→ What the task asks:
Do the following statements agree with the SQL notes below? (a) POSITION and STRPOS are case sensitive. (b) Using a window function groups rows into a single output row. (c) COALESCE replaces null values with a string. Give yes or no for each, with the deciding words quoted from the notes.
::: Page excerpt :::
TRIM(both ‘()’ from col) - remove characters from column
3 arguments
where to remove both, leading, trailing
2.what to remove (should be put in quotes)
3.which col to remove
POSITION, STRPOS - Case sensitive
for find the position number of a character in a string
POSITION(‘A’ on colname) or STRPOS(colname, ‘A’)
SUBSTR
for finding the substring
SUBSTR(colname, 4, 2) - substr(colname, starting pos, num chars)
CONCAT
concatenate two or 3 strings
CONCAT(col1, ‘hello’, LEFT(col2, 4))
UPPER, LOWER
turning strings into cases
COALESCE to replace null values with a string
COALESCE(colname, ’no desc’)
Window functions
A window function performs a calculation across a set of table rows that are somehow related to the current row. This is comparable to the type of calculation that can be done with an aggregate function. But unlike regular aggregate functions, use of a window function does not cause rows to become grouped into a single output row — the rows retain their separate identities. Behind the scenes, the window function is able to access more than just the current row of the query result.
::: Given data :::
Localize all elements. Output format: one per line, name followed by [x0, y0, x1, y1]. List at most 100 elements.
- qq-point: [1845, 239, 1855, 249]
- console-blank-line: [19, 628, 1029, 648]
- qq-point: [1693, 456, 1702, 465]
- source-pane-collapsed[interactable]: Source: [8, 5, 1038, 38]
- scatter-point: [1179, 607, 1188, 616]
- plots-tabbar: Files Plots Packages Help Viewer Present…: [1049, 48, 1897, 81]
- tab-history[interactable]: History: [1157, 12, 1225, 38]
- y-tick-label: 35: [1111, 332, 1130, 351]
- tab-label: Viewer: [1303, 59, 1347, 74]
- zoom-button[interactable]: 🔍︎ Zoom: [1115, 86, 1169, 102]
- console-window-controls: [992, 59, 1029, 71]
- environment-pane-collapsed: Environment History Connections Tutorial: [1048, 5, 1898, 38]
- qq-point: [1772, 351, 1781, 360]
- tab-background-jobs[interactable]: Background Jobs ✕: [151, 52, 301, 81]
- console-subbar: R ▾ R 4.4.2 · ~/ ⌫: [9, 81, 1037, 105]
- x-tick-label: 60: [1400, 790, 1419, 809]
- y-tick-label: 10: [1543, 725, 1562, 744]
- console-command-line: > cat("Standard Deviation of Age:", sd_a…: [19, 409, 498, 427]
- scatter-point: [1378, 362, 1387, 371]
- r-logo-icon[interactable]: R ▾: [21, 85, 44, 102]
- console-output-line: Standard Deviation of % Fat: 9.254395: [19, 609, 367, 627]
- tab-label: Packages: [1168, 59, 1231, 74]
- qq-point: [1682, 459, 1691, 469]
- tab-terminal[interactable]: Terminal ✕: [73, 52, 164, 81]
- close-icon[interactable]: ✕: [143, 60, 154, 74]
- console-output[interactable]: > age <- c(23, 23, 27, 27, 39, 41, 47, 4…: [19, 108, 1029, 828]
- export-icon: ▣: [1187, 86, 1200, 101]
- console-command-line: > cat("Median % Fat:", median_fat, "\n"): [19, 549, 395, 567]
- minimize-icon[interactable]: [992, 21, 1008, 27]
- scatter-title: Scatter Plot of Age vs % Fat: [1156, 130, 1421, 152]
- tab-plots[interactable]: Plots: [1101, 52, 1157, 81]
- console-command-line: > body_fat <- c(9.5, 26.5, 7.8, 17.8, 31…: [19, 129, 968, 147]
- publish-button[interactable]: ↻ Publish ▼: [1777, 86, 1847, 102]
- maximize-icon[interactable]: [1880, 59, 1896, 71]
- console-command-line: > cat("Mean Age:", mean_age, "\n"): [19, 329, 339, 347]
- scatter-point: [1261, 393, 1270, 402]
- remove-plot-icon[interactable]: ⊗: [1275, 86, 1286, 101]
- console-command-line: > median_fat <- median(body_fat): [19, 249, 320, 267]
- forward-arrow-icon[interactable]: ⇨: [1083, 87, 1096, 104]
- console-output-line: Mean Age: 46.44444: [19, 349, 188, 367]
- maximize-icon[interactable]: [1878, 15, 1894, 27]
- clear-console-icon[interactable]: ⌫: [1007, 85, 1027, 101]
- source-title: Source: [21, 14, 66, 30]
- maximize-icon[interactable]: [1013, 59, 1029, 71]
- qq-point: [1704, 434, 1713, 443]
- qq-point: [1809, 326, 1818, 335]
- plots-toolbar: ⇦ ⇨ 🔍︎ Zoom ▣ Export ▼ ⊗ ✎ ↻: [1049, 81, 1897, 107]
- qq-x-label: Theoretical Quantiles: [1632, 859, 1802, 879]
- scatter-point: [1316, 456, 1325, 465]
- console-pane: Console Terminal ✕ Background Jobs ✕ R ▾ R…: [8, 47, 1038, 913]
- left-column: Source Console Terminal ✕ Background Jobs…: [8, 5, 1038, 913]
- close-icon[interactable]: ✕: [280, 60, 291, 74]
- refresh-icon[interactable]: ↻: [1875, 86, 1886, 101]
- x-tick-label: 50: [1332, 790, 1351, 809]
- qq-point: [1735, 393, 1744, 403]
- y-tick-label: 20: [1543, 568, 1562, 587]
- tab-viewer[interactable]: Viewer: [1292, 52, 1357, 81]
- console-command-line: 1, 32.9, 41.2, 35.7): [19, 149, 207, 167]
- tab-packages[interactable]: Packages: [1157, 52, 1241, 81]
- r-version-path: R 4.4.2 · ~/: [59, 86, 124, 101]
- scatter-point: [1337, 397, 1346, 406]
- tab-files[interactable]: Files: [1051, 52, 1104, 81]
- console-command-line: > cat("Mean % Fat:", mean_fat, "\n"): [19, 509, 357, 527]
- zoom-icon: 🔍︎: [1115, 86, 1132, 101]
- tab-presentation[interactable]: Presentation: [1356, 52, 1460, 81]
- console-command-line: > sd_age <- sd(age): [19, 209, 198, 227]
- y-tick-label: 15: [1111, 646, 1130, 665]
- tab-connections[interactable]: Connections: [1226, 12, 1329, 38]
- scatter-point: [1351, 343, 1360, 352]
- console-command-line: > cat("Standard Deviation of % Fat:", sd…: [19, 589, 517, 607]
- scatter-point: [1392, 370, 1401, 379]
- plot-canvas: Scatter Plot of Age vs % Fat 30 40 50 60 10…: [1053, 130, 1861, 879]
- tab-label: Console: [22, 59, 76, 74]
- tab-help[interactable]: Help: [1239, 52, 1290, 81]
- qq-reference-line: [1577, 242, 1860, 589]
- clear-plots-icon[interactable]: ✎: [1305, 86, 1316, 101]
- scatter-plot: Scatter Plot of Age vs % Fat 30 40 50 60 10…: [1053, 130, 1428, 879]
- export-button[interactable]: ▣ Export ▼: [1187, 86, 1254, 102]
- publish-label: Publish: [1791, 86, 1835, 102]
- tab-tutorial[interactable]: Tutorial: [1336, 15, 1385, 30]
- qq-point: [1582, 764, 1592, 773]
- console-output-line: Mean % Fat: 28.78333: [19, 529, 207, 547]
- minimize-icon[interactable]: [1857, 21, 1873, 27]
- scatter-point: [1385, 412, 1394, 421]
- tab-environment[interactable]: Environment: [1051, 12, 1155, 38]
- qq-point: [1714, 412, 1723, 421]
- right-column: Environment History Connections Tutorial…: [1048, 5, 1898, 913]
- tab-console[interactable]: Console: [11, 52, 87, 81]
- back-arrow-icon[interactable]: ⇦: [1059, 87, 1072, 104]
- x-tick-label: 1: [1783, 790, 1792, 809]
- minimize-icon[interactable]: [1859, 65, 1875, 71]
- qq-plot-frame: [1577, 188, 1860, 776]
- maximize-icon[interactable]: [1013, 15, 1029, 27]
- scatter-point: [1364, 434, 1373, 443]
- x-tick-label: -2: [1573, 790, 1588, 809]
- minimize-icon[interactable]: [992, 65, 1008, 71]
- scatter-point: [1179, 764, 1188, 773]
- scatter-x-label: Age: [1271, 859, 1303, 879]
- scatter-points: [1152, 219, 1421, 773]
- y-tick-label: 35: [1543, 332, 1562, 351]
:::
→ Result of the exercise:
(a) Yes: "POSITION, STRPOS - Case sensitive"
(b) No: "use of a window function does not cause rows to become grouped into a single output row"
(c) Yes: "COALESCE to replace null values with a string"